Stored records

★ ★ ★ ★ ★ ★ ★

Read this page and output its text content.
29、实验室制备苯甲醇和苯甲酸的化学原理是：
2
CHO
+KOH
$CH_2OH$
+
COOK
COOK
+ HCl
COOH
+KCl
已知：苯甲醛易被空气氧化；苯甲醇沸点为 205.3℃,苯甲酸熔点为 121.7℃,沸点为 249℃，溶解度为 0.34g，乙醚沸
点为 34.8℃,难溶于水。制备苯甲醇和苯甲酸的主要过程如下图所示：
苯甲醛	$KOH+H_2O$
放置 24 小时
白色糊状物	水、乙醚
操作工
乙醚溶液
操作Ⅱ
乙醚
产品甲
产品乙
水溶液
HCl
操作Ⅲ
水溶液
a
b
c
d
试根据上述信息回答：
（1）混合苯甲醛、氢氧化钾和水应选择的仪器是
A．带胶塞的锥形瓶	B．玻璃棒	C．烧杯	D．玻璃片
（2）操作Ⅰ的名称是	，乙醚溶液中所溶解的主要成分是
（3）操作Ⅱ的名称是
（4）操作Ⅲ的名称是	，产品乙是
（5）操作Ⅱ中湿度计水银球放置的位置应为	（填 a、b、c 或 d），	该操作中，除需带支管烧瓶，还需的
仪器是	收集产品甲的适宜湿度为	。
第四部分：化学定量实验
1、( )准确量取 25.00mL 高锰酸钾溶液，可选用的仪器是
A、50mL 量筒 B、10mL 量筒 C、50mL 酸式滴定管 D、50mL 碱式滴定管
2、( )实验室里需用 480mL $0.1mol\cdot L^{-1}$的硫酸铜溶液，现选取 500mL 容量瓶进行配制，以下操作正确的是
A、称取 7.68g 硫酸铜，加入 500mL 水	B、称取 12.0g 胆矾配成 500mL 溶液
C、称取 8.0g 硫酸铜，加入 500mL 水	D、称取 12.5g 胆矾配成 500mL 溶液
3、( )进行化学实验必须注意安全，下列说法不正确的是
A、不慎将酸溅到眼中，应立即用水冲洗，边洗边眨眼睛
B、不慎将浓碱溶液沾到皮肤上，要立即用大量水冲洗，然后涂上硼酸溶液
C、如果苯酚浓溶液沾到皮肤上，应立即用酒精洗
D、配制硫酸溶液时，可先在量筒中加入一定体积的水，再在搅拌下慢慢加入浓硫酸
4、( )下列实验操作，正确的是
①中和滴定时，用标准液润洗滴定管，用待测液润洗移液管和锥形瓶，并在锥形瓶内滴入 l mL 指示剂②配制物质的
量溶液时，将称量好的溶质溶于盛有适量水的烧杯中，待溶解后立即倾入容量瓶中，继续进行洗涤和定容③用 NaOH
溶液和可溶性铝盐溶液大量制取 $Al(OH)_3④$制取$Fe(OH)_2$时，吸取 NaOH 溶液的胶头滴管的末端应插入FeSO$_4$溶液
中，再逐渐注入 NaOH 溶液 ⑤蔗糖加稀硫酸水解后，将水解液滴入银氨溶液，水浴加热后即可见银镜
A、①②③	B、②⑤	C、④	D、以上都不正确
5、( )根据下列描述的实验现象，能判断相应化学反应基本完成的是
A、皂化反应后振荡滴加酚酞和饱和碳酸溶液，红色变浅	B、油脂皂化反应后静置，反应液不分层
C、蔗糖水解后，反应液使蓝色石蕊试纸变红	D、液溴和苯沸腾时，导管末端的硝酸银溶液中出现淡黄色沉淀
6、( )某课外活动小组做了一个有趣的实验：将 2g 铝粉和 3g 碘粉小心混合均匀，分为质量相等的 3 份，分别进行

★ ★ ★ ★ ★ ★ ★

▶ PROBLEM DESCRIPTION
Gather every line from the listing above in which "NaOH" appears, and copy those lines.

▶ OUTPUT BELOW
量溶液时，将称量好的溶质溶于盛有适量水的烧杯中，待溶解后立即倾入容量瓶中，继续进行洗涤和定容③用 NaOH
溶液和可溶性铝盐溶液大量制取 $Al(OH)_3④$制取$Fe(OH)_2$时，吸取 NaOH 溶液的胶头滴管的末端应插入FeSO$_4$溶液
中，再逐渐注入 NaOH 溶液 ⑤蔗糖加稀硫酸水解后，将水解液滴入银氨溶液，水浴加热后即可见银镜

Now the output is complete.